## ACTIVITIES:
1. Retype the song countdown word for word, between "Part of me is" and "lease of life.", inclusive.
2. Write what comes next in the song countdown, picking up right after its final sentence.

#29
SELECTA J-MAN, SUKU – COUPLE GUINNESS
As if it couldn’t get more British than a heady DnB cut doing the rounds on bluetooth speakers at UK festivals this summer, Selecta’s dedication to the humble mix of weed and Guinness celebrates this country’s culture better than almost anything else released this year. The chorus is catchy, the drop is disgusting, and Suku’s vocals are appallingly cool. In being so rakishly simple, ‘Couple Of Guinness’s appeal is instant and evokes intoxicated summer nights every time.
#28
JUNGLE – ALL OF THE TIME
Riding high on a wave of brilliant releases this year, Jungle’s penchant for groovy indie rock fun is at an all time high on ‘All Of The Time’. Mixing a Dancing In The Moonlight-esque glockenspiel riff with a Funk beat and airy vocals makes for a cut with tons of replayability. Not to mention how addictive this thing is; my flatmates and I have been humming that chorus non-stop since we first heard it.
#27
SUB FOCUS – ROCK IT (WILKINSON REMIX)
Part of me is perhaps too protective over the EDM emo phase I had around the start of the 2010s, meaning that someone suggesting they remix the work of Sub Focus a decade worried me. That was until I heard it; Wilkinson has taken the iconic ruthlessness of ‘Rock It’ and modernised it with the utmost tastefulness. Far from going out of his way to put his own spin on the 2009 original, it’s the subtle tweaks he’s made and the way he’s run it through some updated production that gives the DnB classic a new lease of life.
#26
THE BUG, FLOWDAN – PRESSURE
‘Pressure’ sounds like it walked straight out of a megarave from the year 2100, dripping in concrete-grey dystopia. Despite the vastness, it still manages to feel precise and targeted in its militant aggression. Flowdan’s vocals are omnipotent in their presence, whilst the room-filling instrumentation behind him mixes Ragga with Industrial to create humid, apprehensive dance vibes.

## ENTRIES SHOWN:
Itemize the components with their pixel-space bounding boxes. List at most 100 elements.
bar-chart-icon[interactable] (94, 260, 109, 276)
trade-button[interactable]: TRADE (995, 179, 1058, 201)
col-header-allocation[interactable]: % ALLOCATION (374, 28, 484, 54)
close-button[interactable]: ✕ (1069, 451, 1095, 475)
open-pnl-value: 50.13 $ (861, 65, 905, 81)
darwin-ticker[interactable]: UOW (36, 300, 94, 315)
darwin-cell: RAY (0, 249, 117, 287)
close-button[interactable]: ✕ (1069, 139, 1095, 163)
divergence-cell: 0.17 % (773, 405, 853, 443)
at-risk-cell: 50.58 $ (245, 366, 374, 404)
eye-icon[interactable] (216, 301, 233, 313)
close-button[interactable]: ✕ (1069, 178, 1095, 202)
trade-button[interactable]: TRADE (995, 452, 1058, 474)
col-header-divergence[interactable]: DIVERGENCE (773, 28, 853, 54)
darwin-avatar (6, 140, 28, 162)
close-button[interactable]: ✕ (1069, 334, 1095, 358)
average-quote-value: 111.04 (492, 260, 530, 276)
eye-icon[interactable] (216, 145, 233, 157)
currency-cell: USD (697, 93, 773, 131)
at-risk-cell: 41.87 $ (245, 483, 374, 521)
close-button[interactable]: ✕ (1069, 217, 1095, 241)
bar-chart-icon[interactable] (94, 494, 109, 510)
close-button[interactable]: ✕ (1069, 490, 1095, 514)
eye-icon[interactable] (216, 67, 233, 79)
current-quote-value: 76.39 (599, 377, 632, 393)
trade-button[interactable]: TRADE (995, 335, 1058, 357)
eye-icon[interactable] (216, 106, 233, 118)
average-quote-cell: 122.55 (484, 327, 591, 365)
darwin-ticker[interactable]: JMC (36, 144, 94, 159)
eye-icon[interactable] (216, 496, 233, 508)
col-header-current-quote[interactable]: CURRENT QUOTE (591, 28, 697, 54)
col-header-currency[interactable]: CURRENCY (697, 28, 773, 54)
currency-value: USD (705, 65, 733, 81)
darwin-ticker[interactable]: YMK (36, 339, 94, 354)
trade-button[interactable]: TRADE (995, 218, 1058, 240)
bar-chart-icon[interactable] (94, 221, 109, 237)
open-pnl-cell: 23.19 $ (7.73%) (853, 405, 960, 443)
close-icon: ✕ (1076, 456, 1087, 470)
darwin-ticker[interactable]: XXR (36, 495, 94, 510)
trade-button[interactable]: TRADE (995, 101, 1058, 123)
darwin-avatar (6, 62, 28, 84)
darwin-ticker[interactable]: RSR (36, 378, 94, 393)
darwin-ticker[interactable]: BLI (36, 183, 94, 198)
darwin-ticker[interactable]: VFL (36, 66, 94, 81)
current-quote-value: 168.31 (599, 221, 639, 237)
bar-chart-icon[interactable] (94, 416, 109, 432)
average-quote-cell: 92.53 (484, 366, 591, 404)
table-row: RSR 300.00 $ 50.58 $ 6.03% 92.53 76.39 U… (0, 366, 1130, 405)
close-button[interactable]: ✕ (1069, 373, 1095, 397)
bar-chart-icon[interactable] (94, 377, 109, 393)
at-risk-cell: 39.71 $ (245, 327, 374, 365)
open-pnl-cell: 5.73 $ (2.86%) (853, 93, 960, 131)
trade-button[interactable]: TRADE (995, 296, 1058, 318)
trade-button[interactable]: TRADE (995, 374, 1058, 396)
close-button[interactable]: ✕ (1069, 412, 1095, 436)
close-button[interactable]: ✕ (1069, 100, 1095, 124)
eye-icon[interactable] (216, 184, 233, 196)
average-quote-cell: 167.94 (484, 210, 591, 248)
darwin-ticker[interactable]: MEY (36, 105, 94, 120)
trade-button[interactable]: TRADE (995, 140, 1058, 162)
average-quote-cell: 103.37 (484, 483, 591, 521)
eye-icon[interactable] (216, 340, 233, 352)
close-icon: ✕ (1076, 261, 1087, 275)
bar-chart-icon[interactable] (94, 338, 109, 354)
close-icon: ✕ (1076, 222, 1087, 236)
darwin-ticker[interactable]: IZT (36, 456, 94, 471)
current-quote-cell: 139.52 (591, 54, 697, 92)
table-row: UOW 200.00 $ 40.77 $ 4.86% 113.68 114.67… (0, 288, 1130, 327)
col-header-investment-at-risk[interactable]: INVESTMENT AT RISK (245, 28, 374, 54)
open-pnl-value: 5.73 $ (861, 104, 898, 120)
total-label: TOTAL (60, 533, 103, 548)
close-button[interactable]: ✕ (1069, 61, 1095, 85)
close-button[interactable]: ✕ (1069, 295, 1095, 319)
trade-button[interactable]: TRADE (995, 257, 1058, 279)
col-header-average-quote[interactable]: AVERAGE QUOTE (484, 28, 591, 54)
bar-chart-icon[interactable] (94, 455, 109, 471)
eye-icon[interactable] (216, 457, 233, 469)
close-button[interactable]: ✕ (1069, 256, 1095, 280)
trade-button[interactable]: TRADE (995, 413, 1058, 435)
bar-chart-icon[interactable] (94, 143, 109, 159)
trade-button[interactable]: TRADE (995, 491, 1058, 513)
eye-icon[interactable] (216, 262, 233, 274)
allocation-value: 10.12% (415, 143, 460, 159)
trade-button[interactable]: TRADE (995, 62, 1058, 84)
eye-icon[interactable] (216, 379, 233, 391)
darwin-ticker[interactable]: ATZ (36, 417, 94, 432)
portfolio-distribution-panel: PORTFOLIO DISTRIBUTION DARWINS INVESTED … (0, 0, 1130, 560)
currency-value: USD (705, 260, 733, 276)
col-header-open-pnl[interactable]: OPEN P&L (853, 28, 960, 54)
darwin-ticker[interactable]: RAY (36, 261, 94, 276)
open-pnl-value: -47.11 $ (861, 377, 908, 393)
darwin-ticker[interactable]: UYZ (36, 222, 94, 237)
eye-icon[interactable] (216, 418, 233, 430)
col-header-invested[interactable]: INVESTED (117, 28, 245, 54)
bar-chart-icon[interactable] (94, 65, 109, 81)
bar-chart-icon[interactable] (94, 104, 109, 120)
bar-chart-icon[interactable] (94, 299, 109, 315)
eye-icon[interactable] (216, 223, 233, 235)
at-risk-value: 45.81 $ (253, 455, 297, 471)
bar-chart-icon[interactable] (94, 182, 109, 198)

## ANSWERS FOR THE EXERCISE:
1.
Part of me is perhaps too protective over the EDM emo phase I had around the start of the 2010s, meaning that someone suggesting they remix the work of Sub Focus a decade worried me. That was until I heard it; Wilkinson has taken the iconic ruthlessness of ‘Rock It’ and modernised it with the utmost tastefulness. Far from going out of his way to put his own spin on the 2009 original, it’s the subtle tweaks he’s made and the way he’s run it through some updated production that gives the DnB classic a new lease of life.

2.
#25
LIZZO, CARDI B – RUMORS
I’m always here for an Arabic-tinged RnB/Hip Hop hit, and Lizzo and Cardi B’s collab has something of an instantly iconic quality about it. Both of their talents for vocalising the female experience in the modern music industry come together in triumphant fashion here, and its rewarding to hear them on a less intense track to their usual material. Good news though, neither lose any of their charisma with that change, and god damn is that campy brass chorus fun.
#24
LORDE – SOLAR POWER
Lorde’s descriptions of friends dancing on a New Zealand beach under a sun beaming down happiness offers a bountiful moment of joy. ‘Solar Power’ radiates the gorgeous singer-songwriter energy found on much of her album of the same name, but it’s the sheer positivity of those gentle guitars and the way those drums kick in on the third act that give it something of a truly special feel. A track born to be played on blazing hot summer days.
#23
AMAARAE, KALI UCHIS, MOLIY – SAD GIRLZ LUV MONEY
Regulars to Sourhouse will know how much of a sucker I am for Afrobeats, and on ‘Sad Girlz Luv Money’, those influences are hyper-strained through a digitised, TikTok-ified filter. The original is a beautifully, deliberately artificial cut that delivers plastic sex fantasy, but with the addition of Kali Uchis’s sensual touch, it’s elevated to an altogether more tropical world. Amaare and Co deliver modern, evocative sexual validation, transporting you to a club on some far-flung desert island whenever this thing plays.
#22
THE BUG CLUB – IF MY MOTHER THINKS I’M HAPPY
With the UK’s indie and alternative scene having been raggling with the horrendous state of things for years now, it’s had a habit of sometimes being too on the nose. Not so with The Bug Club, as their release scathes with self-depreciating cynicism. The talent in their command of irony is especially noteworthy; not only is ‘If My Mother’ extremely catchy, it’s an amazingly accurate anthem for the strained parent-child relationships that define so many peoples’ 20s.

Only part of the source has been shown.